* _EXERCISE DESCRIPTION_: Starting at the line below that contains "Read all visible content and emit it as JSON.", print each line through the end of the records exactly as it appears.
## START DATA EXTRACT
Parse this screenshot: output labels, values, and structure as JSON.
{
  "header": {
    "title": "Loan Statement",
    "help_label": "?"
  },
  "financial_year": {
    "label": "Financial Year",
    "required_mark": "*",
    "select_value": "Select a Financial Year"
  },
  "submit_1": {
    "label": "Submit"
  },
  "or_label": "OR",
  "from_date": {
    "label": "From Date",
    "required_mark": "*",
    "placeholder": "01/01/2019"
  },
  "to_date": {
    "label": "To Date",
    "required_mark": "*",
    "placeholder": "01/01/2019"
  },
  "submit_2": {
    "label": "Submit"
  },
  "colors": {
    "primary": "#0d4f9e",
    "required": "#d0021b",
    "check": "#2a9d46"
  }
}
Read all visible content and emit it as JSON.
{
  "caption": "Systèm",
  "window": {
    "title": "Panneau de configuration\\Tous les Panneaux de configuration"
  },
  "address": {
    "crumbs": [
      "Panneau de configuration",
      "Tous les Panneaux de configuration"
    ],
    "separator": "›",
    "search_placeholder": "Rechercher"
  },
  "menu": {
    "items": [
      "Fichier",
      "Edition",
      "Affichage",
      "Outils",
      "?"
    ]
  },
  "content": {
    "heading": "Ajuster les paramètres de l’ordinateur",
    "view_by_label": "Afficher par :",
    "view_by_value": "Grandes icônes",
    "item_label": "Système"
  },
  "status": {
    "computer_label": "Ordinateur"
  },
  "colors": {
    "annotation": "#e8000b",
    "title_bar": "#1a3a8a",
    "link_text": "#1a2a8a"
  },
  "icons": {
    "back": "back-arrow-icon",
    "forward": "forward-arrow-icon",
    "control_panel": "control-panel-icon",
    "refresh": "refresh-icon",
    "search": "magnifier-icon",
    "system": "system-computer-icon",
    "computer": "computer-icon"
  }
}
## END DATA EXTRACT
* _THE OUTPUT_:
Read all visible content and emit it as JSON.
{
  "caption": "Systèm",
  "window": {
    "title": "Panneau de configuration\\Tous les Panneaux de configuration"
  },
  "address": {
    "crumbs": [
      "Panneau de configuration",
      "Tous les Panneaux de configuration"
    ],
    "separator": "›",
    "search_placeholder": "Rechercher"
  },
  "menu": {
    "items": [
      "Fichier",
      "Edition",
      "Affichage",
      "Outils",
      "?"
    ]
  },
  "content": {
    "heading": "Ajuster les paramètres de l’ordinateur",
    "view_by_label": "Afficher par :",
    "view_by_value": "Grandes icônes",
    "item_label": "Système"
  },
  "status": {
    "computer_label": "Ordinateur"
  },
  "colors": {
    "annotation": "#e8000b",
    "title_bar": "#1a3a8a",
    "link_text": "#1a2a8a"
  },
  "icons": {
    "back": "back-arrow-icon",
    "forward": "forward-arrow-icon",
    "control_panel": "control-panel-icon",
    "refresh": "refresh-icon",
    "search": "magnifier-icon",
    "system": "system-computer-icon",
    "computer": "computer-icon"
  }
}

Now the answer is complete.